* _Provided information_:

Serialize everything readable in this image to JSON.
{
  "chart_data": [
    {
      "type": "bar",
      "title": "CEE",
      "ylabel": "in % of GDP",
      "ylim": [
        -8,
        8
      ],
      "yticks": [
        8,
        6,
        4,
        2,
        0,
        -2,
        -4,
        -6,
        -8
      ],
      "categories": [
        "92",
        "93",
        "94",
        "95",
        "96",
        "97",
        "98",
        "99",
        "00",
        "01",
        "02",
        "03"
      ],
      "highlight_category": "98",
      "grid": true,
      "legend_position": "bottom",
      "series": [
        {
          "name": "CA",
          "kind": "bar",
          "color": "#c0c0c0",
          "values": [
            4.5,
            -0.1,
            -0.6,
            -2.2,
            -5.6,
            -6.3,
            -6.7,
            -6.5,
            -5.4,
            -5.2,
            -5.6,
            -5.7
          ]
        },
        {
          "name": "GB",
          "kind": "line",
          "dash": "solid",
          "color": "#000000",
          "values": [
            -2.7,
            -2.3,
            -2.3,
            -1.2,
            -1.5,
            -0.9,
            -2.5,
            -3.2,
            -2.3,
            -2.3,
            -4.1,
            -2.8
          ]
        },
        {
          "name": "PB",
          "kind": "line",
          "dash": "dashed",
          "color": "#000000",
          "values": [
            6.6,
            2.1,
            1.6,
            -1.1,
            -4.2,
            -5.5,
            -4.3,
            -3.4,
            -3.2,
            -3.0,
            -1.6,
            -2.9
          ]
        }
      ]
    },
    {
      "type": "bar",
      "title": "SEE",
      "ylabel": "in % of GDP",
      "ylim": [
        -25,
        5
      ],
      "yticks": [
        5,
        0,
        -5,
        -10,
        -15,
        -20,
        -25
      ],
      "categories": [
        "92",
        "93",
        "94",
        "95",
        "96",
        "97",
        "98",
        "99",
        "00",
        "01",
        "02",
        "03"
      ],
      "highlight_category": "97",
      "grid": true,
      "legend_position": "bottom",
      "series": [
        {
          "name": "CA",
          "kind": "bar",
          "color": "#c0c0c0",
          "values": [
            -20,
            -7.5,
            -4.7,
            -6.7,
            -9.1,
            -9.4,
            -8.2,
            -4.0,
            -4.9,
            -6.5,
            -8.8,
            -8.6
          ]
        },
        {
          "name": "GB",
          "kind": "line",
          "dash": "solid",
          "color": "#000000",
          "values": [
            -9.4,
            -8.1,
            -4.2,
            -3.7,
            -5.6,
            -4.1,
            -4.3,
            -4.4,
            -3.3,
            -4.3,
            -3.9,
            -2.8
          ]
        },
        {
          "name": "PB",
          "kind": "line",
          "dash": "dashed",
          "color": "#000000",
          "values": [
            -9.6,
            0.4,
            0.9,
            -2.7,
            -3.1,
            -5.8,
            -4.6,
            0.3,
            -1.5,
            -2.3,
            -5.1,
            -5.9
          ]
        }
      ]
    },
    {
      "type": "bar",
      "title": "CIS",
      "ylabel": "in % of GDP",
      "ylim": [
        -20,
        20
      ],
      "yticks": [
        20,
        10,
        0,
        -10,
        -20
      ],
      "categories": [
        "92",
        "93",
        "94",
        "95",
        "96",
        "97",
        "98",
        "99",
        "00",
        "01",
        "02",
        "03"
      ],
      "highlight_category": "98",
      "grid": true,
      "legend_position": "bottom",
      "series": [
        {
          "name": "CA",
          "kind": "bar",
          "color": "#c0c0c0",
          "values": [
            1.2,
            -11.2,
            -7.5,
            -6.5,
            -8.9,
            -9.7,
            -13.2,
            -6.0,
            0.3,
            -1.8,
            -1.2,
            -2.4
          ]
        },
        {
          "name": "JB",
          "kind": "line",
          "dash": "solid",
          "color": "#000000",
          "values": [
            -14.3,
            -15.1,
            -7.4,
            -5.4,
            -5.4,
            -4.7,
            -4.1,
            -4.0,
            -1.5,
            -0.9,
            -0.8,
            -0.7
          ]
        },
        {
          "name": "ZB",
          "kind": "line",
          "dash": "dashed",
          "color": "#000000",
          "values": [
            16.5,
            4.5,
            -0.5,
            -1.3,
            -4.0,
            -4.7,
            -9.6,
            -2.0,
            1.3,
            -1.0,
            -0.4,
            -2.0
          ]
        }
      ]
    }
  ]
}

* _Stated goal_: Each record above should be repeated exactly as it appears.

* _Worked answer_:
Serialize everything readable in this image to JSON.
{
  "chart_data": [
    {
      "type": "bar",
      "title": "CEE",
      "ylabel": "in % of GDP",
      "ylim": [
        -8,
        8
      ],
      "yticks": [
        8,
        6,
        4,
        2,
        0,
        -2,
        -4,
        -6,
        -8
      ],
      "categories": [
        "92",
        "93",
        "94",
        "95",
        "96",
        "97",
        "98",
        "99",
        "00",
        "01",
        "02",
        "03"
      ],
      "highlight_category": "98",
      "grid": true,
      "legend_position": "bottom",
      "series": [
        {
          "name": "CA",
          "kind": "bar",
          "color": "#c0c0c0",
          "values": [
            4.5,
            -0.1,
            -0.6,
            -2.2,
            -5.6,
            -6.3,
            -6.7,
            -6.5,
            -5.4,
            -5.2,
            -5.6,
            -5.7
          ]
        },
        {
          "name": "GB",
          "kind": "line",
          "dash": "solid",
          "color": "#000000",
          "values": [
            -2.7,
            -2.3,
            -2.3,
            -1.2,
            -1.5,
            -0.9,
            -2.5,
            -3.2,
            -2.3,
            -2.3,
            -4.1,
            -2.8
          ]
        },
        {
          "name": "PB",
          "kind": "line",
          "dash": "dashed",
          "color": "#000000",
          "values": [
            6.6,
            2.1,
            1.6,
            -1.1,
            -4.2,
            -5.5,
            -4.3,
            -3.4,
            -3.2,
            -3.0,
            -1.6,
            -2.9
          ]
        }
      ]
    },
    {
      "type": "bar",
      "title": "SEE",
      "ylabel": "in % of GDP",
      "ylim": [
        -25,
        5
      ],
      "yticks": [
        5,
        0,
        -5,
        -10,
        -15,
        -20,
        -25
      ],
      "categories": [
        "92",
        "93",
        "94",
        "95",
        "96",
        "97",
        "98",
        "99",
        "00",
        "01",
        "02",
        "03"
      ],
      "highlight_category": "97",
      "grid": true,
      "legend_position": "bottom",
      "series": [
        {
          "name": "CA",
          "kind": "bar",
          "color": "#c0c0c0",
          "values": [
            -20,
            -7.5,
            -4.7,
            -6.7,
            -9.1,
            -9.4,
            -8.2,
            -4.0,
            -4.9,
            -6.5,
            -8.8,
            -8.6
          ]
        },
        {
          "name": "GB",
          "kind": "line",
          "dash": "solid",
          "color": "#000000",
          "values": [
            -9.4,
            -8.1,
            -4.2,
            -3.7,
            -5.6,
            -4.1,
            -4.3,
            -4.4,
            -3.3,
            -4.3,
            -3.9,
            -2.8
          ]
        },
        {
          "name": "PB",
          "kind": "line",
          "dash": "dashed",
          "color": "#000000",
          "values": [
            -9.6,
            0.4,
            0.9,
            -2.7,
            -3.1,
            -5.8,
            -4.6,
            0.3,
            -1.5,
            -2.3,
            -5.1,
            -5.9
          ]
        }
      ]
    },
    {
      "type": "bar",
      "title": "CIS",
      "ylabel": "in % of GDP",
      "ylim": [
        -20,
        20
      ],
      "yticks": [
        20,
        10,
        0,
        -10,
        -20
      ],
      "categories": [
        "92",
        "93",
        "94",
        "95",
        "96",
        "97",
        "98",
        "99",
        "00",
        "01",
        "02",
        "03"
      ],
      "highlight_category": "98",
      "grid": true,
      "legend_position": "bottom",
      "series": [
        {
          "name": "CA",
          "kind": "bar",
          "color": "#c0c0c0",
          "values": [
            1.2,
            -11.2,
            -7.5,
            -6.5,
            -8.9,
            -9.7,
            -13.2,
            -6.0,
            0.3,
            -1.8,
            -1.2,
            -2.4
          ]
        },
        {
          "name": "JB",
          "kind": "line",
          "dash": "solid",
          "color": "#000000",
          "values": [
            -14.3,
            -15.1,
            -7.4,
            -5.4,
            -5.4,
            -4.7,
            -4.1,
            -4.0,
            -1.5,
            -0.9,
            -0.8,
            -0.7
          ]
        },
        {
          "name": "ZB",
          "kind": "line",
          "dash": "dashed",
          "color": "#000000",
          "values": [
            16.5,
            4.5,
            -0.5,
            -1.3,
            -4.0,
            -4.7,
            -9.6,
            -2.0,
            1.3,
            -1.0,
            -0.4,
            -2.0
          ]
        }
      ]
    }
  ]
}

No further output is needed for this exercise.